## [Written task]
Restate the full listing word for word and leave the pictures out.

## [Material provided]

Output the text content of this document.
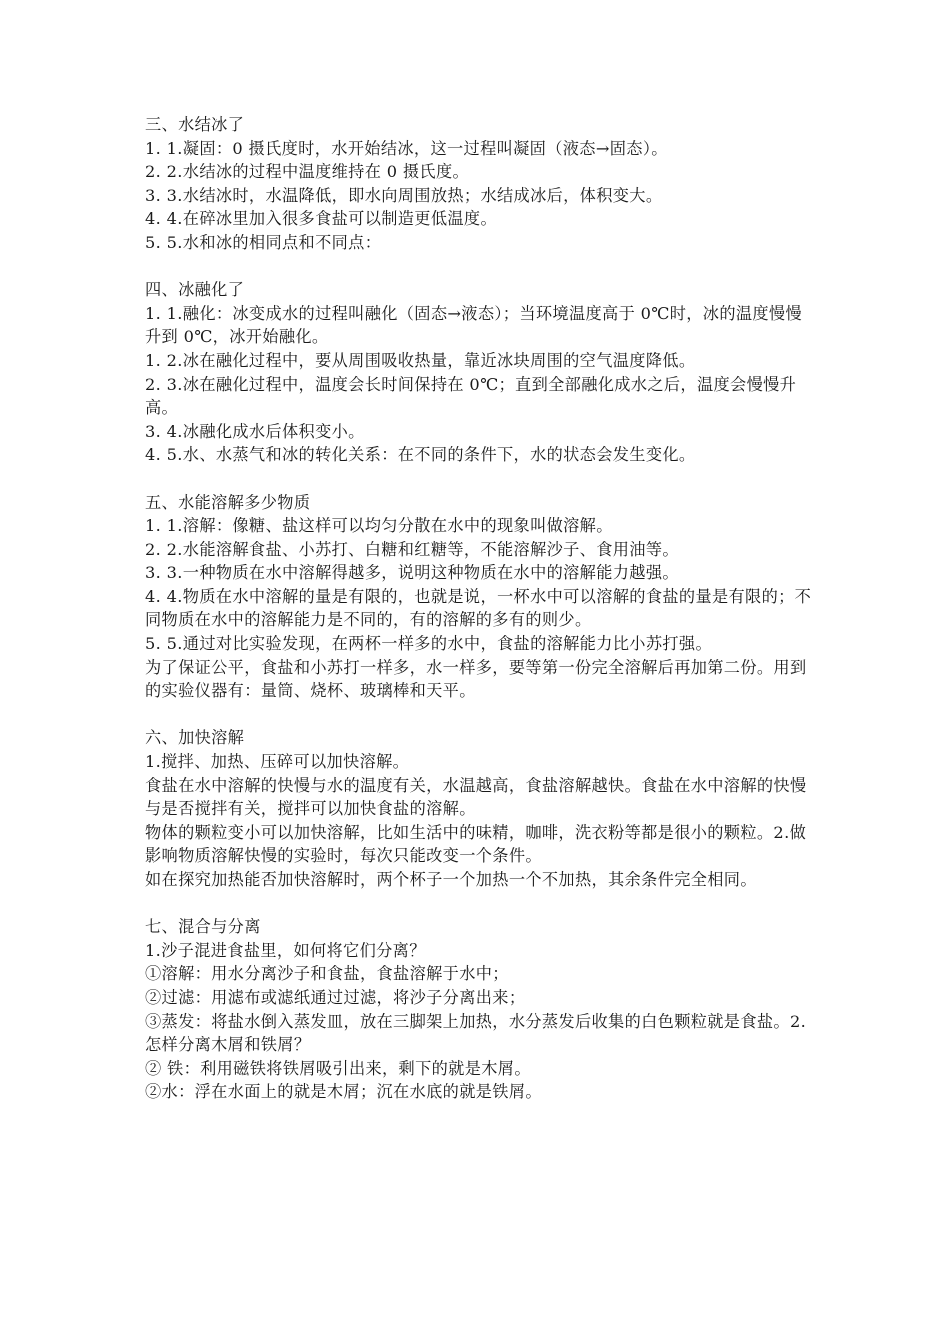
三、水结冰了

1. 1.凝固：0 摄氏度时，水开始结冰，这一过程叫凝固（液态→固态）。

2. 2.水结冰的过程中温度维持在 0 摄氏度。

3. 3.水结冰时，水温降低，即水向周围放热；水结成冰后，体积变大。

4. 4.在碎冰里加入很多食盐可以制造更低温度。

5. 5.水和冰的相同点和不同点：

四、冰融化了

1. 1.融化：冰变成水的过程叫融化（固态→液态）；当环境温度高于 0℃时，冰的温度慢慢升到 0℃，冰开始融化。

1. 2.冰在融化过程中，要从周围吸收热量，靠近冰块周围的空气温度降低。

2. 3.冰在融化过程中，温度会长时间保持在 0℃；直到全部融化成水之后，温度会慢慢升高。

3. 4.冰融化成水后体积变小。

4. 5.水、水蒸气和冰的转化关系：在不同的条件下，水的状态会发生变化。

五、水能溶解多少物质

1. 1.溶解：像糖、盐这样可以均匀分散在水中的现象叫做溶解。

2. 2.水能溶解食盐、小苏打、白糖和红糖等，不能溶解沙子、食用油等。

3. 3.一种物质在水中溶解得越多，说明这种物质在水中的溶解能力越强。

4. 4.物质在水中溶解的量是有限的，也就是说，一杯水中可以溶解的食盐的量是有限的；不同物质在水中的溶解能力是不同的，有的溶解的多有的则少。

5. 5.通过对比实验发现，在两杯一样多的水中，食盐的溶解能力比小苏打强。

为了保证公平，食盐和小苏打一样多，水一样多，要等第一份完全溶解后再加第二份。用到的实验仪器有：量筒、烧杯、玻璃棒和天平。

六、加快溶解

1.搅拌、加热、压碎可以加快溶解。

食盐在水中溶解的快慢与水的温度有关，水温越高，食盐溶解越快。食盐在水中溶解的快慢与是否搅拌有关，搅拌可以加快食盐的溶解。

物体的颗粒变小可以加快溶解，比如生活中的味精，咖啡，洗衣粉等都是很小的颗粒。2.做影响物质溶解快慢的实验时，每次只能改变一个条件。

如在探究加热能否加快溶解时，两个杯子一个加热一个不加热，其余条件完全相同。

七、混合与分离

1.沙子混进食盐里，如何将它们分离？

①溶解：用水分离沙子和食盐，食盐溶解于水中；

②过滤：用滤布或滤纸通过过滤，将沙子分离出来；

③蒸发：将盐水倒入蒸发皿，放在三脚架上加热，水分蒸发后收集的白色颗粒就是食盐。2.怎样分离木屑和铁屑？

② 铁：利用磁铁将铁屑吸引出来，剩下的就是木屑。

②水：浮在水面上的就是木屑；沉在水底的就是铁屑。
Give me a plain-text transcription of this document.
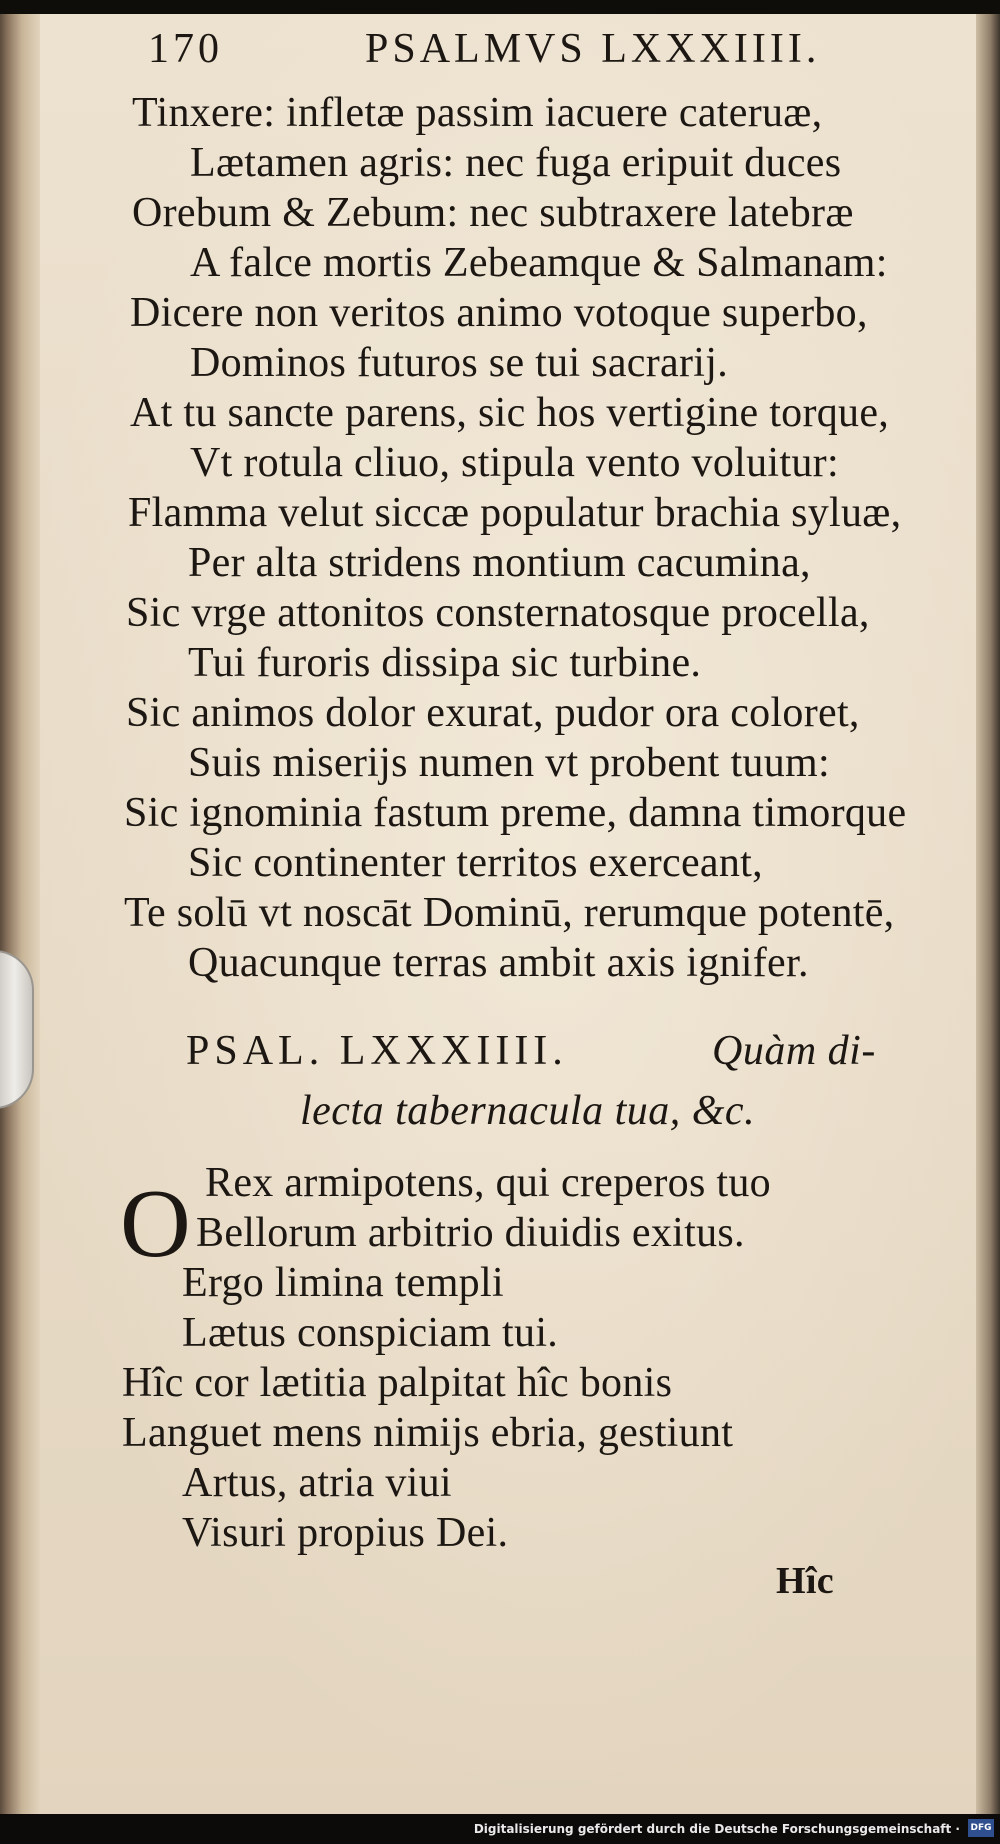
170	PSALMVS LXXXIIII.
Tinxere: infletæ passim iacuere cateruæ,
Lætamen agris: nec fuga eripuit duces
Orebum & Zebum: nec subtraxere latebræ
A falce mortis Zebeamque & Salmanam:
Dicere non veritos animo votoque superbo,
Dominos futuros se tui sacrarij.
At tu sancte parens, sic hos vertigine torque,
Vt rotula cliuo, stipula vento voluitur:
Flamma velut siccæ populatur brachia syluæ,
Per alta stridens montium cacumina,
Sic vrge attonitos consternatosque procella,
Tui furoris dissipa sic turbine.
Sic animos dolor exurat, pudor ora coloret,
Suis miserijs numen vt probent tuum:
Sic ignominia fastum preme, damna timorque
Sic continenter territos exerceant,
Te solū vt noscāt Dominū, rerumque potentē,
Quacunque terras ambit axis ignifer.
PSAL. LXXXIIII.	Quàm di-
lecta tabernacula tua, &c.
O Rex armipotens, qui creperos tuo
Bellorum arbitrio diuidis exitus.
Ergo limina templi
Lætus conspiciam tui.
Hîc cor lætitia palpitat hîc bonis
Languet mens nimijs ebria, gestiunt
Artus, atria viui
Visuri propius Dei.
Hîc
Digitalisierung gefördert durch die Deutsche Forschungsgemeinschaft · DFG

## [Written answer]
Output the text content of this document.
三、水结冰了

1. 1.凝固：0 摄氏度时，水开始结冰，这一过程叫凝固（液态→固态）。

2. 2.水结冰的过程中温度维持在 0 摄氏度。

3. 3.水结冰时，水温降低，即水向周围放热；水结成冰后，体积变大。

4. 4.在碎冰里加入很多食盐可以制造更低温度。

5. 5.水和冰的相同点和不同点：

四、冰融化了

1. 1.融化：冰变成水的过程叫融化（固态→液态）；当环境温度高于 0℃时，冰的温度慢慢升到 0℃，冰开始融化。

1. 2.冰在融化过程中，要从周围吸收热量，靠近冰块周围的空气温度降低。

2. 3.冰在融化过程中，温度会长时间保持在 0℃；直到全部融化成水之后，温度会慢慢升高。

3. 4.冰融化成水后体积变小。

4. 5.水、水蒸气和冰的转化关系：在不同的条件下，水的状态会发生变化。

五、水能溶解多少物质

1. 1.溶解：像糖、盐这样可以均匀分散在水中的现象叫做溶解。

2. 2.水能溶解食盐、小苏打、白糖和红糖等，不能溶解沙子、食用油等。

3. 3.一种物质在水中溶解得越多，说明这种物质在水中的溶解能力越强。

4. 4.物质在水中溶解的量是有限的，也就是说，一杯水中可以溶解的食盐的量是有限的；不同物质在水中的溶解能力是不同的，有的溶解的多有的则少。

5. 5.通过对比实验发现，在两杯一样多的水中，食盐的溶解能力比小苏打强。

为了保证公平，食盐和小苏打一样多，水一样多，要等第一份完全溶解后再加第二份。用到的实验仪器有：量筒、烧杯、玻璃棒和天平。

六、加快溶解

1.搅拌、加热、压碎可以加快溶解。

食盐在水中溶解的快慢与水的温度有关，水温越高，食盐溶解越快。食盐在水中溶解的快慢与是否搅拌有关，搅拌可以加快食盐的溶解。

物体的颗粒变小可以加快溶解，比如生活中的味精，咖啡，洗衣粉等都是很小的颗粒。2.做影响物质溶解快慢的实验时，每次只能改变一个条件。

如在探究加热能否加快溶解时，两个杯子一个加热一个不加热，其余条件完全相同。

七、混合与分离

1.沙子混进食盐里，如何将它们分离？

①溶解：用水分离沙子和食盐，食盐溶解于水中；

②过滤：用滤布或滤纸通过过滤，将沙子分离出来；

③蒸发：将盐水倒入蒸发皿，放在三脚架上加热，水分蒸发后收集的白色颗粒就是食盐。2.怎样分离木屑和铁屑？

② 铁：利用磁铁将铁屑吸引出来，剩下的就是木屑。

②水：浮在水面上的就是木屑；沉在水底的就是铁屑。
Give me a plain-text transcription of this document.
170	PSALMVS LXXXIIII.
Tinxere: infletæ passim iacuere cateruæ,
Lætamen agris: nec fuga eripuit duces
Orebum & Zebum: nec subtraxere latebræ
A falce mortis Zebeamque & Salmanam:
Dicere non veritos animo votoque superbo,
Dominos futuros se tui sacrarij.
At tu sancte parens, sic hos vertigine torque,
Vt rotula cliuo, stipula vento voluitur:
Flamma velut siccæ populatur brachia syluæ,
Per alta stridens montium cacumina,
Sic vrge attonitos consternatosque procella,
Tui furoris dissipa sic turbine.
Sic animos dolor exurat, pudor ora coloret,
Suis miserijs numen vt probent tuum:
Sic ignominia fastum preme, damna timorque
Sic continenter territos exerceant,
Te solū vt noscāt Dominū, rerumque potentē,
Quacunque terras ambit axis ignifer.
PSAL. LXXXIIII.	Quàm di-
lecta tabernacula tua, &c.
O Rex armipotens, qui creperos tuo
Bellorum arbitrio diuidis exitus.
Ergo limina templi
Lætus conspiciam tui.
Hîc cor lætitia palpitat hîc bonis
Languet mens nimijs ebria, gestiunt
Artus, atria viui
Visuri propius Dei.
Hîc
Digitalisierung gefördert durch die Deutsche Forschungsgemeinschaft · DFG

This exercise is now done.